Instruction => Show each line from the listing that includes the word "オンライン".

Available records =>

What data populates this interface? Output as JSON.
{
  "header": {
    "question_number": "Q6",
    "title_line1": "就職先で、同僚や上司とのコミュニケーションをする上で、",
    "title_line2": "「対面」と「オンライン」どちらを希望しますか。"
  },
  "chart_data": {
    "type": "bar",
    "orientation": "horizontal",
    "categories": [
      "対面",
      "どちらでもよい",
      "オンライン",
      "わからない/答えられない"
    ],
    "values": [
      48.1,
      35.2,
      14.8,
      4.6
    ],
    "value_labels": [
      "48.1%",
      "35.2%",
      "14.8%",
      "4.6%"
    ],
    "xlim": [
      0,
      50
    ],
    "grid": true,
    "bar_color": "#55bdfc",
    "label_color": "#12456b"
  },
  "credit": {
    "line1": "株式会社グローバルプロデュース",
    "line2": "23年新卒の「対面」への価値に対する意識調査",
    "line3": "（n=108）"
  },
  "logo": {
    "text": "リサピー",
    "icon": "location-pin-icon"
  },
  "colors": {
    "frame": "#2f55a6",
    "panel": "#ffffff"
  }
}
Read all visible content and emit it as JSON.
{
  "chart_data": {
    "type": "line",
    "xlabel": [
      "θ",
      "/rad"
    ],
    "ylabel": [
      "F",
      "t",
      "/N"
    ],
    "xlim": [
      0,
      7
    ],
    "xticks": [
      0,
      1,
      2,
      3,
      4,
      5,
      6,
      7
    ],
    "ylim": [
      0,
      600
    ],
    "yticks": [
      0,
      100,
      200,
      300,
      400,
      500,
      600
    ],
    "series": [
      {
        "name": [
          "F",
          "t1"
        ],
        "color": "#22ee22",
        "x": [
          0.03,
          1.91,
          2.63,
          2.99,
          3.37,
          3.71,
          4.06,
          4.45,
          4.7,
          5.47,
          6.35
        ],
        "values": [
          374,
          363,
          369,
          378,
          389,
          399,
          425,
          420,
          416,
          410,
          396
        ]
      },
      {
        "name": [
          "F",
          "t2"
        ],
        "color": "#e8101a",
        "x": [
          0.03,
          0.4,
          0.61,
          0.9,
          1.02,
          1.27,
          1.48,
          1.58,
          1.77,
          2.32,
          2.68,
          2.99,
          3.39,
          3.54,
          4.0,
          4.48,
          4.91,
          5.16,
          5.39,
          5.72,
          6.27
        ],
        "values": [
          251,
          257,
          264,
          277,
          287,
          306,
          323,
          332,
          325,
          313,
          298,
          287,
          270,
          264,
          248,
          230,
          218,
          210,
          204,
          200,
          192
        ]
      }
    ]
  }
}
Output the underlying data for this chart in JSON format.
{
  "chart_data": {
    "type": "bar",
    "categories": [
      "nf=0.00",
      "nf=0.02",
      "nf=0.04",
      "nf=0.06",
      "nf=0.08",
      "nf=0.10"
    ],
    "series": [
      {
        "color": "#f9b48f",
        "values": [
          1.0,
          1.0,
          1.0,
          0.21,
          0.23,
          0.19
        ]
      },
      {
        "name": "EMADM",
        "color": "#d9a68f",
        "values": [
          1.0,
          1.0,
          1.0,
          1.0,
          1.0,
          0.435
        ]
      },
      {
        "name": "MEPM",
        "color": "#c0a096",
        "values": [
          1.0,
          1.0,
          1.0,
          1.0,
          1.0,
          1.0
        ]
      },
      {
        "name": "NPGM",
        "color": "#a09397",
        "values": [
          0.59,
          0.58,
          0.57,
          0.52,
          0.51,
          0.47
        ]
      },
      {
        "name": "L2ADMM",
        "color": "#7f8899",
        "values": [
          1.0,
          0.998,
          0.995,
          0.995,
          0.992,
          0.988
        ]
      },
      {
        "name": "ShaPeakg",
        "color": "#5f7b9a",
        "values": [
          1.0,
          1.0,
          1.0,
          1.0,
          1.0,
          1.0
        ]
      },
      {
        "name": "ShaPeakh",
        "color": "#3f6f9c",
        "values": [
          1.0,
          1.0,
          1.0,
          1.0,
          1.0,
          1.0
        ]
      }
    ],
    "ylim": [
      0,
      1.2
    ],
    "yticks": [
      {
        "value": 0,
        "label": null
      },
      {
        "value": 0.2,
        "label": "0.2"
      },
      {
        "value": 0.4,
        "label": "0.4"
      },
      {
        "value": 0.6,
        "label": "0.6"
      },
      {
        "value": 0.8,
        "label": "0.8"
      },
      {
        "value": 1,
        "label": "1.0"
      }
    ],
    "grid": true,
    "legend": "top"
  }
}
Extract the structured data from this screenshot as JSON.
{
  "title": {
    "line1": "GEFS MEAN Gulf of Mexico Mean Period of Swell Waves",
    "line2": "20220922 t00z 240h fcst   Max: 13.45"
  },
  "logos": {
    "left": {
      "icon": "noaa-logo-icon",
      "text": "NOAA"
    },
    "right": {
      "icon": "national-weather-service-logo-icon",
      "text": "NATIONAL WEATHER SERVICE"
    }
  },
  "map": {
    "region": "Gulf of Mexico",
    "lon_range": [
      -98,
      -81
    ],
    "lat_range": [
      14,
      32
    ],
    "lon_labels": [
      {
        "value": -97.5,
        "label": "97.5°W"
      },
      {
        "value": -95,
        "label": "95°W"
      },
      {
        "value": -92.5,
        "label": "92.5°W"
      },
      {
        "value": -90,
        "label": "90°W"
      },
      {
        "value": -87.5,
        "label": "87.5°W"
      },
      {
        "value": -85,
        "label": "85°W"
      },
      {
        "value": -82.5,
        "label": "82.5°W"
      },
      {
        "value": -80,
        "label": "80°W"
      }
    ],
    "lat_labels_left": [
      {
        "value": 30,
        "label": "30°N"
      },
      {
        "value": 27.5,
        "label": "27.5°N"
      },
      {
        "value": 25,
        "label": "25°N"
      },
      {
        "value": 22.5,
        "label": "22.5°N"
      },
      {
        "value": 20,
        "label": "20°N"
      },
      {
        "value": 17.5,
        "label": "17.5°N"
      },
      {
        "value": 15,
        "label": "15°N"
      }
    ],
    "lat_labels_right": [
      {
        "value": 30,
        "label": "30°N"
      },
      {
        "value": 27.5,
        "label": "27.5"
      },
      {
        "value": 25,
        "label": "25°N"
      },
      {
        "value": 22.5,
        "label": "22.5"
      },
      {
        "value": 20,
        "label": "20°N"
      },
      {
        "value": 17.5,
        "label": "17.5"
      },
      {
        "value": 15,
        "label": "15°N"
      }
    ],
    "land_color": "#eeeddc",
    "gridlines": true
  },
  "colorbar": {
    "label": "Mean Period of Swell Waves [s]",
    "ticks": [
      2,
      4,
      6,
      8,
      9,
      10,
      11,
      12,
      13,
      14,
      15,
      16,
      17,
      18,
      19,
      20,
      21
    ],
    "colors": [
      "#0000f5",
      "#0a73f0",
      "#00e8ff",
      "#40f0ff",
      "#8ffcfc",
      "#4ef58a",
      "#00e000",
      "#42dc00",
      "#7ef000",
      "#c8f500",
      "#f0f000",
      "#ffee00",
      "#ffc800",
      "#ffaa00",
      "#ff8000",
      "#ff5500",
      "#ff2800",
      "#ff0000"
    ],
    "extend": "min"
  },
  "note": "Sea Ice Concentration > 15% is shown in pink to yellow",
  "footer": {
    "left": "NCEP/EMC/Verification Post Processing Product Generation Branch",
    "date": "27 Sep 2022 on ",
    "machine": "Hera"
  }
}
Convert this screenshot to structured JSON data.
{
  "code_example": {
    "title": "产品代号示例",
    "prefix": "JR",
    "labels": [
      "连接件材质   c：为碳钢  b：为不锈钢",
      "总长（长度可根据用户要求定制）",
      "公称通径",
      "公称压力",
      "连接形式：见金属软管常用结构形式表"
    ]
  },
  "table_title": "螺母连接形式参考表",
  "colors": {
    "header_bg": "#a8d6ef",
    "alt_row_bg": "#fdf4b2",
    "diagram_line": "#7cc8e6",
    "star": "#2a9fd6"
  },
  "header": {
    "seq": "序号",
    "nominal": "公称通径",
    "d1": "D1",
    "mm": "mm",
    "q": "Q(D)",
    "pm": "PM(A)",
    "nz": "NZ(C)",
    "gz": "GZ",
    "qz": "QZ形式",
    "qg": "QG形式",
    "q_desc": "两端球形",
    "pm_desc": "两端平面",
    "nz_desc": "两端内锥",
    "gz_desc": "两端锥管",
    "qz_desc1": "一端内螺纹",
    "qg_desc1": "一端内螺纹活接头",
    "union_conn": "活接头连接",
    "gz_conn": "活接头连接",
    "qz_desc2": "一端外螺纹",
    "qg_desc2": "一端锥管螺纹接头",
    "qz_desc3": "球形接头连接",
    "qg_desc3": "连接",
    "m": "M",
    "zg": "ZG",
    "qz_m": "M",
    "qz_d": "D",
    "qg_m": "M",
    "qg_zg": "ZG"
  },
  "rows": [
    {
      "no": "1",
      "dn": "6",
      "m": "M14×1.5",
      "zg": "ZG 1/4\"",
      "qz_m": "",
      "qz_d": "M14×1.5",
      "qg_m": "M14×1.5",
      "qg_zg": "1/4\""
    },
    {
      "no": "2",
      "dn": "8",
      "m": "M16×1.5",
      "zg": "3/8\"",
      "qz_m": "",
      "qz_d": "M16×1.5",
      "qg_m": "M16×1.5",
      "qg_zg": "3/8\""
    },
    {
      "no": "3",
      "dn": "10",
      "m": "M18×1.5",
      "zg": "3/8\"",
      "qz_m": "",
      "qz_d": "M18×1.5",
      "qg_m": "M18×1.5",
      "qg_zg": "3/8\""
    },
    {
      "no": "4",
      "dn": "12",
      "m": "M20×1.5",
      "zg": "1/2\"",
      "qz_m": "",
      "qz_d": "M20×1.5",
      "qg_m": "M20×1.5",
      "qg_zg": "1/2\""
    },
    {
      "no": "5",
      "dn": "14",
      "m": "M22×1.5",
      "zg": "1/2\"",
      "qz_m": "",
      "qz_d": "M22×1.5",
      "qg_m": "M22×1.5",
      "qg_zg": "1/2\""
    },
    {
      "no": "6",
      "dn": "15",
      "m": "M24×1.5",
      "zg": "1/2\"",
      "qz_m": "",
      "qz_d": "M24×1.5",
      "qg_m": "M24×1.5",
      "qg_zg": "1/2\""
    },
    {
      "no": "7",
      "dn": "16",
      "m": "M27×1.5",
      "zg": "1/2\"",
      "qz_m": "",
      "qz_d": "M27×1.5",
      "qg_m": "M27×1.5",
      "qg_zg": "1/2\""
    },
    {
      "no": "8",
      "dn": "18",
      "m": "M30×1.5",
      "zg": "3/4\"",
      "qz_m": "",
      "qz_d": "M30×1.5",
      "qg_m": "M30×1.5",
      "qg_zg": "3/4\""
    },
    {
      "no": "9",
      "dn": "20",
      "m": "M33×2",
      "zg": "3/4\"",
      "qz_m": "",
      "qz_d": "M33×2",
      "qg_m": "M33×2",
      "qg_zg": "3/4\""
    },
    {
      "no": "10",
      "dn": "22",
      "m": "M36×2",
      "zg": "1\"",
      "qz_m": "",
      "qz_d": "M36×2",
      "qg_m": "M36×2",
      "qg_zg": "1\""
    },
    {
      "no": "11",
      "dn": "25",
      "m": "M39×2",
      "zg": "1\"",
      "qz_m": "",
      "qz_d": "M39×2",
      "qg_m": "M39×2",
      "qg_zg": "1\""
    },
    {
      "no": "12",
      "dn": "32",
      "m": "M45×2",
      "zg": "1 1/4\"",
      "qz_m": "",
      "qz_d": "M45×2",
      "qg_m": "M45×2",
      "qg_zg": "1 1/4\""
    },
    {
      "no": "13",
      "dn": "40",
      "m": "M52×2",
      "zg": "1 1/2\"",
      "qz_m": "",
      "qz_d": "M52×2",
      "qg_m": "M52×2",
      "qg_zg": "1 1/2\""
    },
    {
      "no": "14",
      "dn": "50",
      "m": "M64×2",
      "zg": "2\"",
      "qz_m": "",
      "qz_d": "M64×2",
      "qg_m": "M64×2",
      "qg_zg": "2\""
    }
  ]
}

The solution =>
    "title_line2": "「対面」と「オンライン」どちらを希望しますか。"
      "オンライン",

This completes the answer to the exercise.